**PROBLEM STATEMENT**
Your task is to repeat the entries word for word while leaving out the pictures.

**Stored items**

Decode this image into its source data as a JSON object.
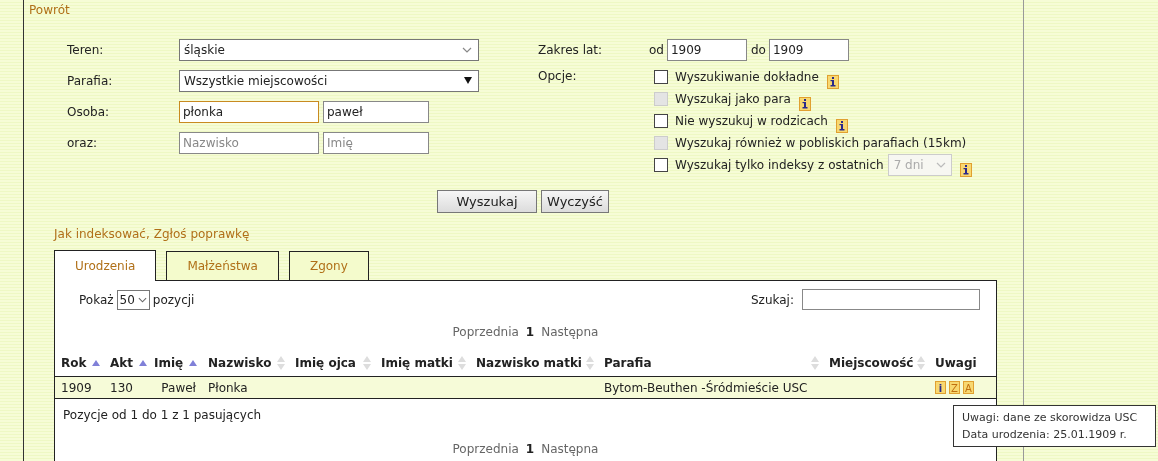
{
  "back_link": "Powrót",
  "form": {
    "rows": [
      {
        "label": "Teren:",
        "kind": "select",
        "value": "śląskie"
      },
      {
        "label": "Parafia:",
        "kind": "dropdown",
        "value": "Wszystkie miejscowości"
      },
      {
        "label": "Osoba:",
        "kind": "names",
        "surname": {
          "value": "płonka",
          "focused": true
        },
        "first_name": {
          "value": "paweł",
          "focused": false
        }
      },
      {
        "label": "oraz:",
        "kind": "names",
        "surname": {
          "placeholder": "Nazwisko",
          "focused": false
        },
        "first_name": {
          "placeholder": "Imię",
          "focused": false
        }
      }
    ],
    "year_range": {
      "label": "Zakres lat:",
      "from_label": "od",
      "from": "1909",
      "to_label": "do",
      "to": "1909"
    },
    "options": {
      "label": "Opcje:",
      "items": [
        {
          "label": "Wyszukiwanie dokładne",
          "checked": false,
          "disabled": false
        },
        {
          "label": "Wyszukaj jako para",
          "checked": false,
          "disabled": true
        },
        {
          "label": "Nie wyszukuj w rodzicach",
          "checked": false,
          "disabled": false
        },
        {
          "label": "Wyszukaj również w pobliskich parafiach (15km)",
          "checked": false,
          "disabled": true
        },
        {
          "label": "Wyszukaj tylko indeksy z ostatnich",
          "checked": false,
          "disabled": false,
          "period": "7 dni"
        }
      ]
    }
  },
  "buttons": [
    "Wyszukaj",
    "Wyczyść"
  ],
  "links": {
    "items": [
      "Jak indeksować",
      "Zgłoś poprawkę"
    ],
    "separator": ","
  },
  "tabs": [
    {
      "label": "Urodzenia",
      "selected": true
    },
    {
      "label": "Małżeństwa",
      "selected": false
    },
    {
      "label": "Zgony",
      "selected": false
    }
  ],
  "table_panel": {
    "length": {
      "before": "Pokaż",
      "value": "50",
      "after": "pozycji"
    },
    "search": {
      "label": "Szukaj:"
    },
    "pagination_top": {
      "prev": "Poprzednia",
      "page": "1",
      "next": "Następna"
    },
    "columns": [
      {
        "label": "Rok",
        "sorted": true
      },
      {
        "label": "Akt",
        "sorted": true
      },
      {
        "label": "Imię",
        "sorted": true
      },
      {
        "label": "Nazwisko",
        "sorted": false
      },
      {
        "label": "Imię ojca",
        "sorted": false
      },
      {
        "label": "Imię matki",
        "sorted": false
      },
      {
        "label": "Nazwisko matki",
        "sorted": false
      },
      {
        "label": "Parafia",
        "sorted": false
      },
      {
        "label": "Miejscowość",
        "sorted": false
      },
      {
        "label": "Uwagi"
      }
    ],
    "rows": [
      {
        "cells": [
          "1909",
          "130",
          "Paweł",
          "Płonka",
          "",
          "",
          "",
          "Bytom-Beuthen -Śródmieście USC",
          ""
        ],
        "notes": [
          {
            "kind": "info",
            "text": "i"
          },
          {
            "kind": "letter",
            "text": "Z"
          },
          {
            "kind": "letter",
            "text": "A"
          }
        ]
      }
    ],
    "info": "Pozycje od 1 do 1 z 1 pasujących",
    "pagination_bottom": {
      "prev": "Poprzednia",
      "page": "1",
      "next": "Następna"
    }
  },
  "tooltip": {
    "lines": [
      "Uwagi: dane ze skorowidza USC",
      "Data urodzenia: 25.01.1909 r."
    ]
  }
}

**RESPONSE FOR THIS EXERCISE**
Decode this image into its source data as a JSON object.
{
  "back_link": "Powrót",
  "form": {
    "rows": [
      {
        "label": "Teren:",
        "kind": "select",
        "value": "śląskie"
      },
      {
        "label": "Parafia:",
        "kind": "dropdown",
        "value": "Wszystkie miejscowości"
      },
      {
        "label": "Osoba:",
        "kind": "names",
        "surname": {
          "value": "płonka",
          "focused": true
        },
        "first_name": {
          "value": "paweł",
          "focused": false
        }
      },
      {
        "label": "oraz:",
        "kind": "names",
        "surname": {
          "placeholder": "Nazwisko",
          "focused": false
        },
        "first_name": {
          "placeholder": "Imię",
          "focused": false
        }
      }
    ],
    "year_range": {
      "label": "Zakres lat:",
      "from_label": "od",
      "from": "1909",
      "to_label": "do",
      "to": "1909"
    },
    "options": {
      "label": "Opcje:",
      "items": [
        {
          "label": "Wyszukiwanie dokładne",
          "checked": false,
          "disabled": false
        },
        {
          "label": "Wyszukaj jako para",
          "checked": false,
          "disabled": true
        },
        {
          "label": "Nie wyszukuj w rodzicach",
          "checked": false,
          "disabled": false
        },
        {
          "label": "Wyszukaj również w pobliskich parafiach (15km)",
          "checked": false,
          "disabled": true
        },
        {
          "label": "Wyszukaj tylko indeksy z ostatnich",
          "checked": false,
          "disabled": false,
          "period": "7 dni"
        }
      ]
    }
  },
  "buttons": [
    "Wyszukaj",
    "Wyczyść"
  ],
  "links": {
    "items": [
      "Jak indeksować",
      "Zgłoś poprawkę"
    ],
    "separator": ","
  },
  "tabs": [
    {
      "label": "Urodzenia",
      "selected": true
    },
    {
      "label": "Małżeństwa",
      "selected": false
    },
    {
      "label": "Zgony",
      "selected": false
    }
  ],
  "table_panel": {
    "length": {
      "before": "Pokaż",
      "value": "50",
      "after": "pozycji"
    },
    "search": {
      "label": "Szukaj:"
    },
    "pagination_top": {
      "prev": "Poprzednia",
      "page": "1",
      "next": "Następna"
    },
    "columns": [
      {
        "label": "Rok",
        "sorted": true
      },
      {
        "label": "Akt",
        "sorted": true
      },
      {
        "label": "Imię",
        "sorted": true
      },
      {
        "label": "Nazwisko",
        "sorted": false
      },
      {
        "label": "Imię ojca",
        "sorted": false
      },
      {
        "label": "Imię matki",
        "sorted": false
      },
      {
        "label": "Nazwisko matki",
        "sorted": false
      },
      {
        "label": "Parafia",
        "sorted": false
      },
      {
        "label": "Miejscowość",
        "sorted": false
      },
      {
        "label": "Uwagi"
      }
    ],
    "rows": [
      {
        "cells": [
          "1909",
          "130",
          "Paweł",
          "Płonka",
          "",
          "",
          "",
          "Bytom-Beuthen -Śródmieście USC",
          ""
        ],
        "notes": [
          {
            "kind": "info",
            "text": "i"
          },
          {
            "kind": "letter",
            "text": "Z"
          },
          {
            "kind": "letter",
            "text": "A"
          }
        ]
      }
    ],
    "info": "Pozycje od 1 do 1 z 1 pasujących",
    "pagination_bottom": {
      "prev": "Poprzednia",
      "page": "1",
      "next": "Następna"
    }
  },
  "tooltip": {
    "lines": [
      "Uwagi: dane ze skorowidza USC",
      "Data urodzenia: 25.01.1909 r."
    ]
  }
}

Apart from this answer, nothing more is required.